Given instruction — Copy out, from the entries below, each line holding the string "date".

Available records —
○ ○ ○ ○ ○ ○ ○

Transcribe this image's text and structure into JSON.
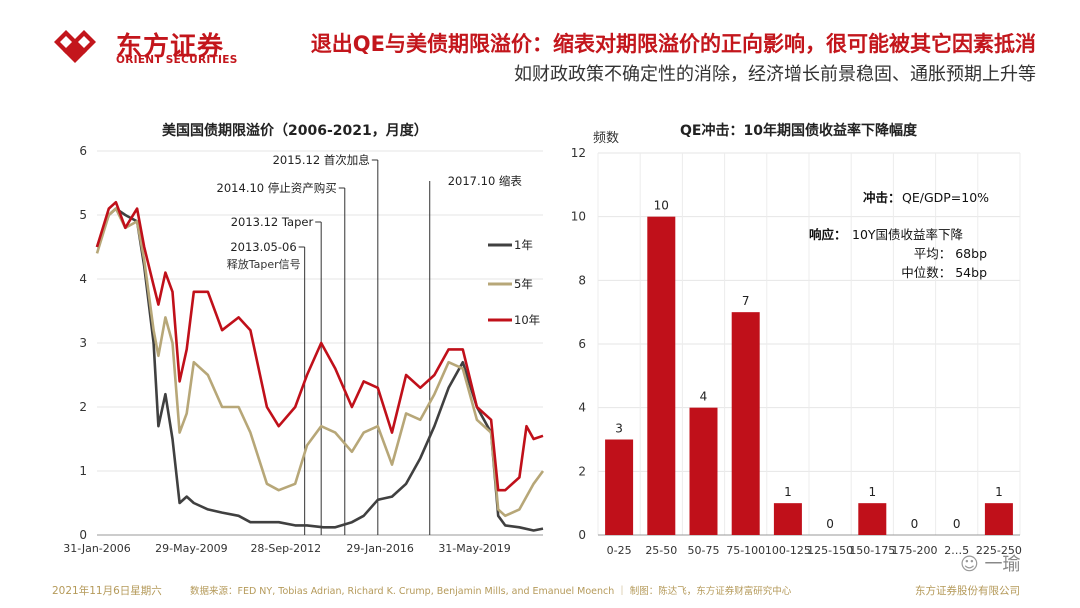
{
  "header": {
    "logo_cn": "东方证券",
    "logo_en": "ORIENT SECURITIES",
    "headline": "退出QE与美债期限溢价：缩表对期限溢价的正向影响，很可能被其它因素抵消",
    "subline": "如财政政策不确定性的消除，经济增长前景稳固、通胀预期上升等"
  },
  "colors": {
    "brand_red": "#c3161c",
    "series_1y": "#404040",
    "series_5y": "#b7a778",
    "series_10y": "#c0101a",
    "bar": "#c0101a"
  },
  "footer": {
    "date": "2021年11月6日星期六",
    "source": "数据来源：FED NY, Tobias Adrian, Richard K. Crump, Benjamin Mills, and Emanuel Moench ｜ 制图：陈达飞，东方证券财富研究中心",
    "company": "东方证券股份有限公司",
    "watermark": "一瑜"
  },
  "chart_data": [
    {
      "type": "line",
      "title": "美国国债期限溢价（2006-2021，月度）",
      "x_ticks": [
        "31-Jan-2006",
        "29-May-2009",
        "28-Sep-2012",
        "29-Jan-2016",
        "31-May-2019"
      ],
      "x_range": [
        "2006-01",
        "2021-10"
      ],
      "ylim": [
        0,
        6
      ],
      "y_ticks": [
        0,
        1,
        2,
        3,
        4,
        5,
        6
      ],
      "grid": true,
      "legend_position": "right",
      "series": [
        {
          "name": "1年",
          "points": [
            [
              "2006-01",
              4.5
            ],
            [
              "2006-06",
              5.0
            ],
            [
              "2006-09",
              5.1
            ],
            [
              "2007-01",
              5.0
            ],
            [
              "2007-06",
              4.9
            ],
            [
              "2007-09",
              4.2
            ],
            [
              "2008-01",
              3.0
            ],
            [
              "2008-03",
              1.7
            ],
            [
              "2008-06",
              2.2
            ],
            [
              "2008-09",
              1.5
            ],
            [
              "2008-12",
              0.5
            ],
            [
              "2009-03",
              0.6
            ],
            [
              "2009-06",
              0.5
            ],
            [
              "2009-12",
              0.4
            ],
            [
              "2010-06",
              0.35
            ],
            [
              "2011-01",
              0.3
            ],
            [
              "2011-06",
              0.2
            ],
            [
              "2012-01",
              0.2
            ],
            [
              "2012-06",
              0.2
            ],
            [
              "2013-01",
              0.15
            ],
            [
              "2013-06",
              0.15
            ],
            [
              "2014-01",
              0.12
            ],
            [
              "2014-06",
              0.12
            ],
            [
              "2015-01",
              0.2
            ],
            [
              "2015-06",
              0.3
            ],
            [
              "2015-12",
              0.55
            ],
            [
              "2016-06",
              0.6
            ],
            [
              "2016-12",
              0.8
            ],
            [
              "2017-06",
              1.2
            ],
            [
              "2017-12",
              1.7
            ],
            [
              "2018-06",
              2.3
            ],
            [
              "2018-12",
              2.7
            ],
            [
              "2019-06",
              2.0
            ],
            [
              "2019-12",
              1.6
            ],
            [
              "2020-03",
              0.3
            ],
            [
              "2020-06",
              0.15
            ],
            [
              "2020-12",
              0.12
            ],
            [
              "2021-06",
              0.07
            ],
            [
              "2021-10",
              0.1
            ]
          ]
        },
        {
          "name": "5年",
          "points": [
            [
              "2006-01",
              4.4
            ],
            [
              "2006-06",
              5.0
            ],
            [
              "2006-09",
              5.1
            ],
            [
              "2007-01",
              4.8
            ],
            [
              "2007-06",
              4.9
            ],
            [
              "2007-09",
              4.3
            ],
            [
              "2008-01",
              3.2
            ],
            [
              "2008-03",
              2.8
            ],
            [
              "2008-06",
              3.4
            ],
            [
              "2008-09",
              3.0
            ],
            [
              "2008-12",
              1.6
            ],
            [
              "2009-03",
              1.9
            ],
            [
              "2009-06",
              2.7
            ],
            [
              "2009-12",
              2.5
            ],
            [
              "2010-06",
              2.0
            ],
            [
              "2011-01",
              2.0
            ],
            [
              "2011-06",
              1.6
            ],
            [
              "2012-01",
              0.8
            ],
            [
              "2012-06",
              0.7
            ],
            [
              "2013-01",
              0.8
            ],
            [
              "2013-06",
              1.4
            ],
            [
              "2013-12",
              1.7
            ],
            [
              "2014-06",
              1.6
            ],
            [
              "2015-01",
              1.3
            ],
            [
              "2015-06",
              1.6
            ],
            [
              "2015-12",
              1.7
            ],
            [
              "2016-06",
              1.1
            ],
            [
              "2016-12",
              1.9
            ],
            [
              "2017-06",
              1.8
            ],
            [
              "2017-12",
              2.2
            ],
            [
              "2018-06",
              2.7
            ],
            [
              "2018-12",
              2.6
            ],
            [
              "2019-06",
              1.8
            ],
            [
              "2019-12",
              1.6
            ],
            [
              "2020-03",
              0.4
            ],
            [
              "2020-06",
              0.3
            ],
            [
              "2020-12",
              0.4
            ],
            [
              "2021-06",
              0.8
            ],
            [
              "2021-10",
              1.0
            ]
          ]
        },
        {
          "name": "10年",
          "points": [
            [
              "2006-01",
              4.5
            ],
            [
              "2006-06",
              5.1
            ],
            [
              "2006-09",
              5.2
            ],
            [
              "2007-01",
              4.8
            ],
            [
              "2007-06",
              5.1
            ],
            [
              "2007-09",
              4.5
            ],
            [
              "2008-01",
              3.9
            ],
            [
              "2008-03",
              3.6
            ],
            [
              "2008-06",
              4.1
            ],
            [
              "2008-09",
              3.8
            ],
            [
              "2008-12",
              2.4
            ],
            [
              "2009-03",
              2.9
            ],
            [
              "2009-06",
              3.8
            ],
            [
              "2009-12",
              3.8
            ],
            [
              "2010-06",
              3.2
            ],
            [
              "2011-01",
              3.4
            ],
            [
              "2011-06",
              3.2
            ],
            [
              "2012-01",
              2.0
            ],
            [
              "2012-06",
              1.7
            ],
            [
              "2013-01",
              2.0
            ],
            [
              "2013-06",
              2.5
            ],
            [
              "2013-12",
              3.0
            ],
            [
              "2014-06",
              2.6
            ],
            [
              "2015-01",
              2.0
            ],
            [
              "2015-06",
              2.4
            ],
            [
              "2015-12",
              2.3
            ],
            [
              "2016-06",
              1.6
            ],
            [
              "2016-12",
              2.5
            ],
            [
              "2017-06",
              2.3
            ],
            [
              "2017-12",
              2.5
            ],
            [
              "2018-06",
              2.9
            ],
            [
              "2018-12",
              2.9
            ],
            [
              "2019-06",
              2.0
            ],
            [
              "2019-12",
              1.8
            ],
            [
              "2020-03",
              0.7
            ],
            [
              "2020-06",
              0.7
            ],
            [
              "2020-12",
              0.9
            ],
            [
              "2021-03",
              1.7
            ],
            [
              "2021-06",
              1.5
            ],
            [
              "2021-10",
              1.55
            ]
          ]
        }
      ],
      "annotations": [
        {
          "text": "2015.12 首次加息",
          "date": "2015-12"
        },
        {
          "text": "2014.10 停止资产购买",
          "date": "2014-10"
        },
        {
          "text": "2013.12 Taper",
          "date": "2013-12"
        },
        {
          "text": "2013.05-06",
          "date": "2013-05"
        },
        {
          "text": "释放Taper信号",
          "date": "2013-05"
        },
        {
          "text": "2017.10 缩表",
          "date": "2017-10"
        }
      ]
    },
    {
      "type": "bar",
      "title": "QE冲击：10年期国债收益率下降幅度",
      "ylabel": "频数",
      "categories": [
        "0-25",
        "25-50",
        "50-75",
        "75-100",
        "100-125",
        "125-150",
        "150-175",
        "175-200",
        "200-225",
        "225-250"
      ],
      "category_labels": [
        "0-25",
        "25-50",
        "50-75",
        "75-100",
        "100-125",
        "125-150",
        "150-175",
        "175-200",
        "2…5",
        "225-250"
      ],
      "values": [
        3,
        10,
        4,
        7,
        1,
        0,
        1,
        0,
        0,
        1
      ],
      "ylim": [
        0,
        12
      ],
      "y_ticks": [
        0,
        2,
        4,
        6,
        8,
        10,
        12
      ],
      "grid": true,
      "notes": {
        "shock_label": "冲击：",
        "shock_value": "QE/GDP=10%",
        "response_label": "响应：",
        "response_value": "10Y国债收益率下降",
        "mean": "平均：   68bp",
        "median": "中位数：  54bp"
      }
    }
  ]
}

○ ○ ○ ○ ○ ○ ○

The completed task —
    "date": "2021年11月6日星期六",
          "date": "2015-12"
          "date": "2014-10"
          "date": "2013-12"
          "date": "2013-05"
          "date": "2013-05"
          "date": "2017-10"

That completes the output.